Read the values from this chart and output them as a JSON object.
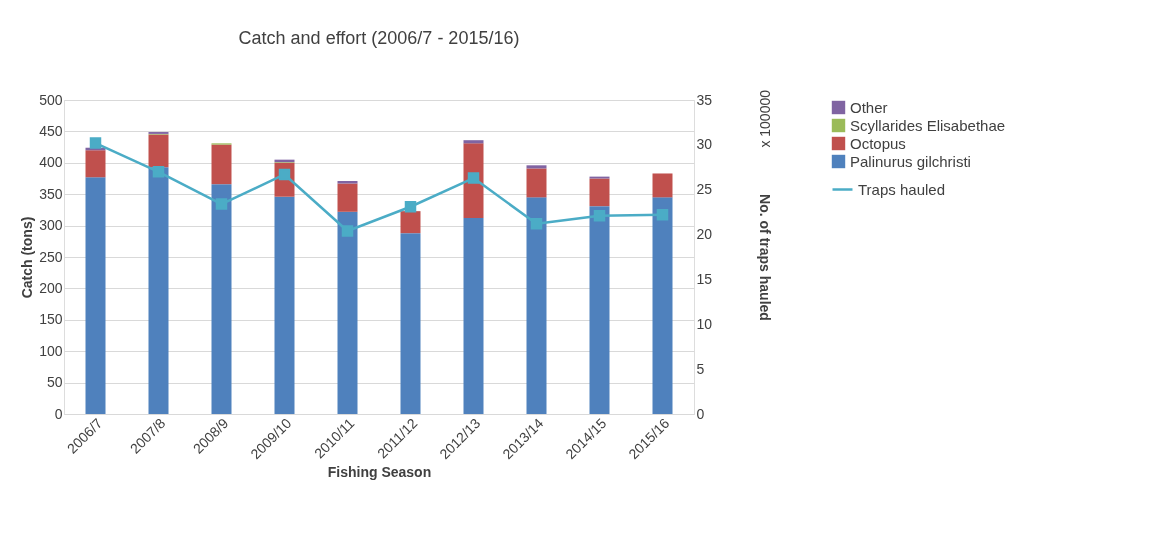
{
  "chart_data": {
    "type": "bar",
    "title": "Catch and effort (2006/7 - 2015/16)",
    "xlabel": "Fishing Season",
    "ylabel": "Catch (tons)",
    "y2label": "No. of traps hauled",
    "annotations": [
      "x 100000"
    ],
    "categories": [
      "2006/7",
      "2007/8",
      "2008/9",
      "2009/10",
      "2010/11",
      "2011/12",
      "2012/13",
      "2013/14",
      "2014/15",
      "2015/16"
    ],
    "stacked": true,
    "series": [
      {
        "name": "Palinurus gilchristi",
        "color": "#4f81bd",
        "values": [
          377,
          393,
          366,
          346,
          322,
          288,
          312,
          345,
          331,
          345
        ]
      },
      {
        "name": "Octopus",
        "color": "#c0504d",
        "values": [
          43,
          52,
          63,
          54,
          45,
          35,
          119,
          46,
          44,
          38
        ]
      },
      {
        "name": "Scyllarides Elisabethae",
        "color": "#9bbb59",
        "values": [
          null,
          1,
          2,
          1,
          0,
          0,
          null,
          0,
          0,
          0
        ]
      },
      {
        "name": "Other",
        "color": "#8064a2",
        "values": [
          4,
          3,
          null,
          4,
          4,
          null,
          5,
          5,
          3,
          null
        ]
      },
      {
        "name": "Traps hauled",
        "type": "line",
        "axis": "y2",
        "color": "#4bacc6",
        "marker": "square",
        "values": [
          30.2,
          27,
          23.4,
          26.7,
          20.4,
          23.1,
          26.3,
          21.2,
          22.1,
          22.2
        ]
      }
    ],
    "ylim": [
      0,
      500
    ],
    "yticks": [
      0,
      50,
      100,
      150,
      200,
      250,
      300,
      350,
      400,
      450,
      500
    ],
    "y2lim": [
      0,
      35
    ],
    "y2ticks": [
      0,
      5,
      10,
      15,
      20,
      25,
      30,
      35
    ],
    "grid": "y",
    "legend": "right"
  }
}
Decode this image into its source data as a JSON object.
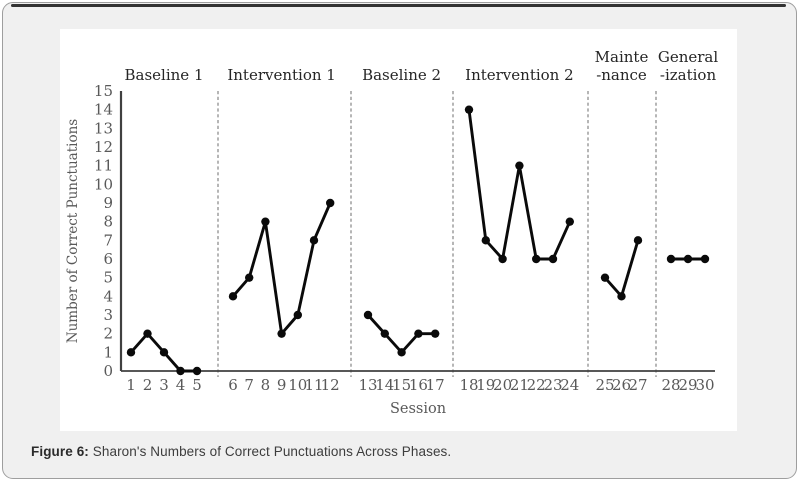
{
  "figure": {
    "caption_label": "Figure 6:",
    "caption_text": "Sharon's Numbers of Correct Punctuations Across Phases."
  },
  "chart_data": {
    "type": "line",
    "title": "",
    "xlabel": "Session",
    "ylabel": "Number of Correct Punctuations",
    "ylim": [
      0,
      15
    ],
    "y_ticks": [
      0,
      1,
      2,
      3,
      4,
      5,
      6,
      7,
      8,
      9,
      10,
      11,
      12,
      13,
      14,
      15
    ],
    "grid": false,
    "legend": "none",
    "marker": "filled-circle",
    "phase_separator_style": "dashed",
    "phases": [
      {
        "name": "Baseline 1",
        "label_lines": [
          "Baseline 1"
        ],
        "sessions": [
          1,
          2,
          3,
          4,
          5
        ],
        "values": [
          1,
          2,
          1,
          0,
          0
        ]
      },
      {
        "name": "Intervention 1",
        "label_lines": [
          "Intervention 1"
        ],
        "sessions": [
          6,
          7,
          8,
          9,
          10,
          11,
          12
        ],
        "values": [
          4,
          5,
          8,
          2,
          3,
          7,
          9
        ]
      },
      {
        "name": "Baseline 2",
        "label_lines": [
          "Baseline 2"
        ],
        "sessions": [
          13,
          14,
          15,
          16,
          17
        ],
        "values": [
          3,
          2,
          1,
          2,
          2
        ]
      },
      {
        "name": "Intervention 2",
        "label_lines": [
          "Intervention 2"
        ],
        "sessions": [
          18,
          19,
          20,
          21,
          22,
          23,
          24
        ],
        "values": [
          14,
          7,
          6,
          11,
          6,
          6,
          8
        ]
      },
      {
        "name": "Maintenance",
        "label_lines": [
          "Mainte",
          "-nance"
        ],
        "sessions": [
          25,
          26,
          27
        ],
        "values": [
          5,
          4,
          7
        ]
      },
      {
        "name": "Generalization",
        "label_lines": [
          "General",
          "-ization"
        ],
        "sessions": [
          28,
          29,
          30
        ],
        "values": [
          6,
          6,
          6
        ]
      }
    ]
  },
  "colors": {
    "card_bg": "#f0f0f0",
    "card_border": "#9e9e9e",
    "top_bar": "#333333",
    "panel_bg": "#ffffff",
    "axis_line": "#404040",
    "tick_text": "#595959",
    "phase_label_text": "#262626",
    "series_line": "#0a0a0a",
    "separator": "#8f8f8f",
    "caption_text": "#3d3d3d"
  }
}
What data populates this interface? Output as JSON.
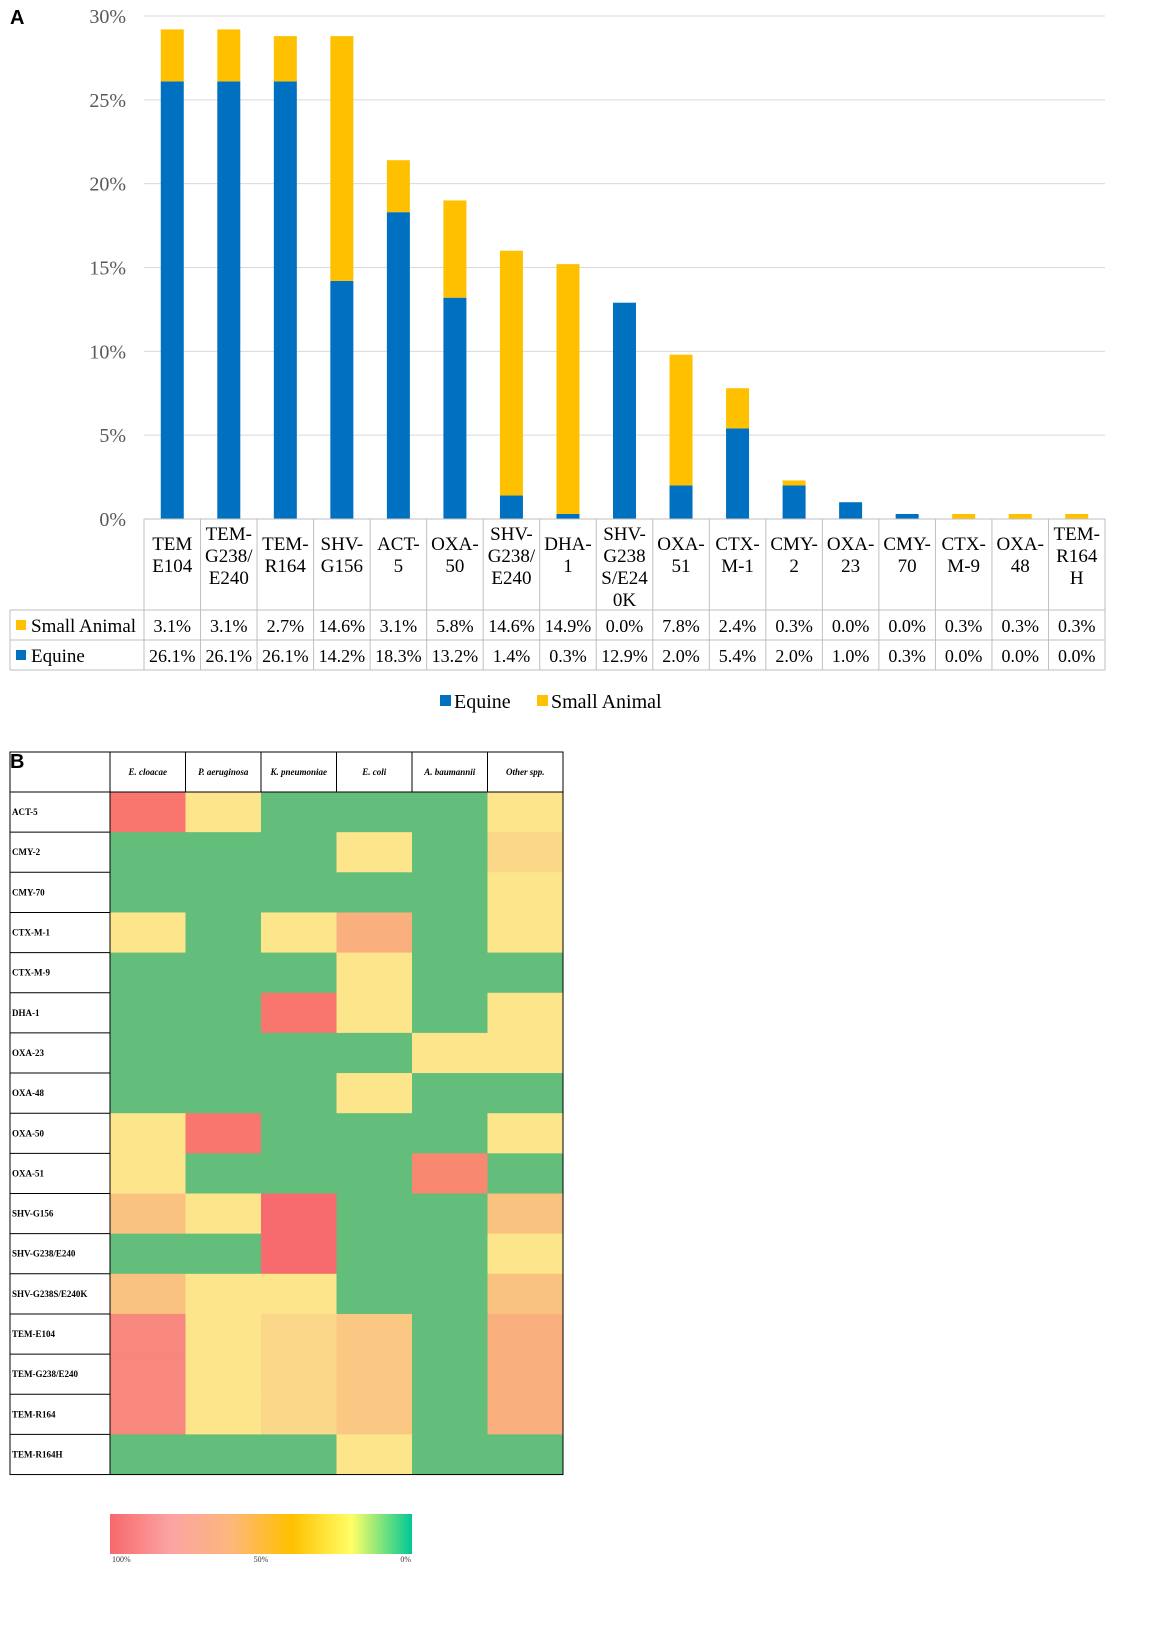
{
  "chart_data": [
    {
      "panel": "A",
      "type": "bar",
      "stacked": true,
      "categories": [
        [
          "TEM",
          "E104"
        ],
        [
          "TEM-",
          "G238/",
          "E240"
        ],
        [
          "TEM-",
          "R164"
        ],
        [
          "SHV-",
          "G156"
        ],
        [
          "ACT-",
          "5"
        ],
        [
          "OXA-",
          "50"
        ],
        [
          "SHV-",
          "G238/",
          "E240"
        ],
        [
          "DHA-",
          "1"
        ],
        [
          "SHV-",
          "G238",
          "S/E24",
          "0K"
        ],
        [
          "OXA-",
          "51"
        ],
        [
          "CTX-",
          "M-1"
        ],
        [
          "CMY-",
          "2"
        ],
        [
          "OXA-",
          "23"
        ],
        [
          "CMY-",
          "70"
        ],
        [
          "CTX-",
          "M-9"
        ],
        [
          "OXA-",
          "48"
        ],
        [
          "TEM-",
          "R164",
          "H"
        ]
      ],
      "series": [
        {
          "name": "Equine",
          "color": "#0070C0",
          "values": [
            26.1,
            26.1,
            26.1,
            14.2,
            18.3,
            13.2,
            1.4,
            0.3,
            12.9,
            2.0,
            5.4,
            2.0,
            1.0,
            0.3,
            0.0,
            0.0,
            0.0
          ],
          "labels": [
            "26.1%",
            "26.1%",
            "26.1%",
            "14.2%",
            "18.3%",
            "13.2%",
            "1.4%",
            "0.3%",
            "12.9%",
            "2.0%",
            "5.4%",
            "2.0%",
            "1.0%",
            "0.3%",
            "0.0%",
            "0.0%",
            "0.0%"
          ]
        },
        {
          "name": "Small Animal",
          "color": "#FFC000",
          "values": [
            3.1,
            3.1,
            2.7,
            14.6,
            3.1,
            5.8,
            14.6,
            14.9,
            0.0,
            7.8,
            2.4,
            0.3,
            0.0,
            0.0,
            0.3,
            0.3,
            0.3
          ],
          "labels": [
            "3.1%",
            "3.1%",
            "2.7%",
            "14.6%",
            "3.1%",
            "5.8%",
            "14.6%",
            "14.9%",
            "0.0%",
            "7.8%",
            "2.4%",
            "0.3%",
            "0.0%",
            "0.0%",
            "0.3%",
            "0.3%",
            "0.3%"
          ]
        }
      ],
      "table_order": [
        "Small Animal",
        "Equine"
      ],
      "yticks": [
        "0%",
        "5%",
        "10%",
        "15%",
        "20%",
        "25%",
        "30%"
      ],
      "ylim": [
        0,
        30
      ],
      "grid": true,
      "legend": [
        "Equine",
        "Small Animal"
      ],
      "legend_position": "bottom"
    },
    {
      "panel": "B",
      "type": "heatmap",
      "columns": [
        "E. cloacae",
        "P. aeruginosa",
        "K. pneumoniae",
        "E. coli",
        "A. baumannii",
        "Other spp."
      ],
      "rows": [
        "ACT-5",
        "CMY-2",
        "CMY-70",
        "CTX-M-1",
        "CTX-M-9",
        "DHA-1",
        "OXA-23",
        "OXA-48",
        "OXA-50",
        "OXA-51",
        "SHV-G156",
        "SHV-G238/E240",
        "SHV-G238S/E240K",
        "TEM-E104",
        "TEM-G238/E240",
        "TEM-R164",
        "TEM-R164H"
      ],
      "cell_colors": [
        [
          "#F8766D",
          "#FCE58A",
          "#63BE7B",
          "#63BE7B",
          "#63BE7B",
          "#FCE58A"
        ],
        [
          "#63BE7B",
          "#63BE7B",
          "#63BE7B",
          "#FCE58A",
          "#63BE7B",
          "#FBD889"
        ],
        [
          "#63BE7B",
          "#63BE7B",
          "#63BE7B",
          "#63BE7B",
          "#63BE7B",
          "#FCE58A"
        ],
        [
          "#FCE58A",
          "#63BE7B",
          "#FCE58A",
          "#F9B07E",
          "#63BE7B",
          "#FCE58A"
        ],
        [
          "#63BE7B",
          "#63BE7B",
          "#63BE7B",
          "#FCE58A",
          "#63BE7B",
          "#63BE7B"
        ],
        [
          "#63BE7B",
          "#63BE7B",
          "#F8766D",
          "#FCE58A",
          "#63BE7B",
          "#FCE58A"
        ],
        [
          "#63BE7B",
          "#63BE7B",
          "#63BE7B",
          "#63BE7B",
          "#FCE58A",
          "#FCE58A"
        ],
        [
          "#63BE7B",
          "#63BE7B",
          "#63BE7B",
          "#FCE58A",
          "#63BE7B",
          "#63BE7B"
        ],
        [
          "#FCE58A",
          "#F8766D",
          "#63BE7B",
          "#63BE7B",
          "#63BE7B",
          "#FCE58A"
        ],
        [
          "#FCE58A",
          "#63BE7B",
          "#63BE7B",
          "#63BE7B",
          "#F8886F",
          "#63BE7B"
        ],
        [
          "#FAC27F",
          "#FCE58A",
          "#F76B6E",
          "#63BE7B",
          "#63BE7B",
          "#FAC27F"
        ],
        [
          "#63BE7B",
          "#63BE7B",
          "#F76B6E",
          "#63BE7B",
          "#63BE7B",
          "#FCE58A"
        ],
        [
          "#FAC27F",
          "#FCE58A",
          "#FCE58A",
          "#63BE7B",
          "#63BE7B",
          "#FAC27F"
        ],
        [
          "#F8877D",
          "#FCE58A",
          "#FBD889",
          "#FAC883",
          "#63BE7B",
          "#F9AF7E"
        ],
        [
          "#F8877D",
          "#FCE58A",
          "#FBD889",
          "#FAC883",
          "#63BE7B",
          "#F9AF7E"
        ],
        [
          "#F8877D",
          "#FCE58A",
          "#FBD889",
          "#FAC883",
          "#63BE7B",
          "#F9AF7E"
        ],
        [
          "#63BE7B",
          "#63BE7B",
          "#63BE7B",
          "#FCE58A",
          "#63BE7B",
          "#63BE7B"
        ]
      ],
      "color_scale": {
        "stops": [
          "#F8696B",
          "#FBA3A3",
          "#FDB77C",
          "#FFC000",
          "#FFFF66",
          "#00C896"
        ],
        "labels": [
          "100%",
          "50%",
          "0%"
        ]
      }
    }
  ]
}
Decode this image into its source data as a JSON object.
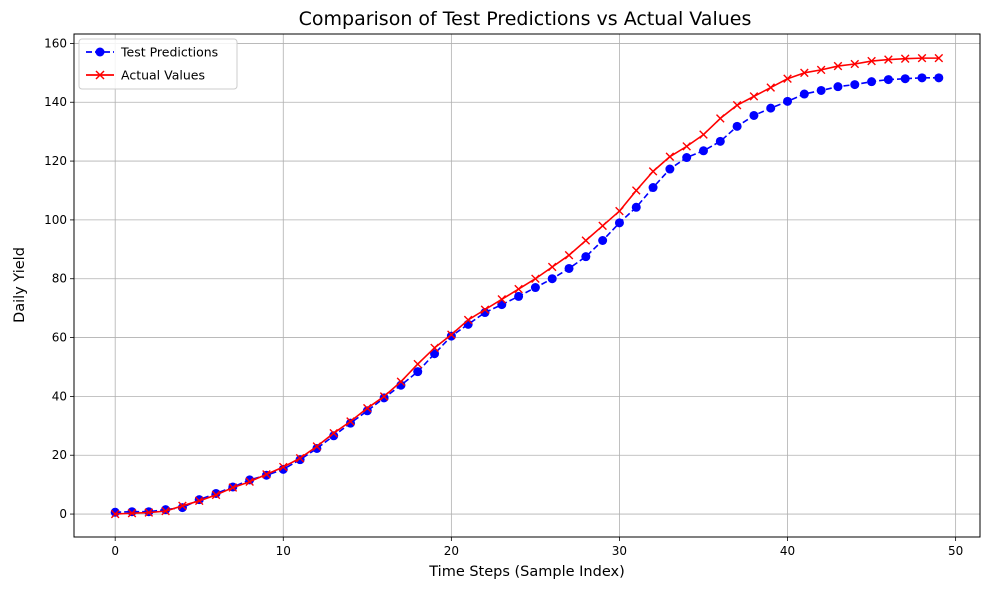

*To be done*. Looking at the data above, show all lines where the word "xlabel" occurs.

*Exercise output*.
    "xlabel": "Fishing Season",
    "xlabel": "Session",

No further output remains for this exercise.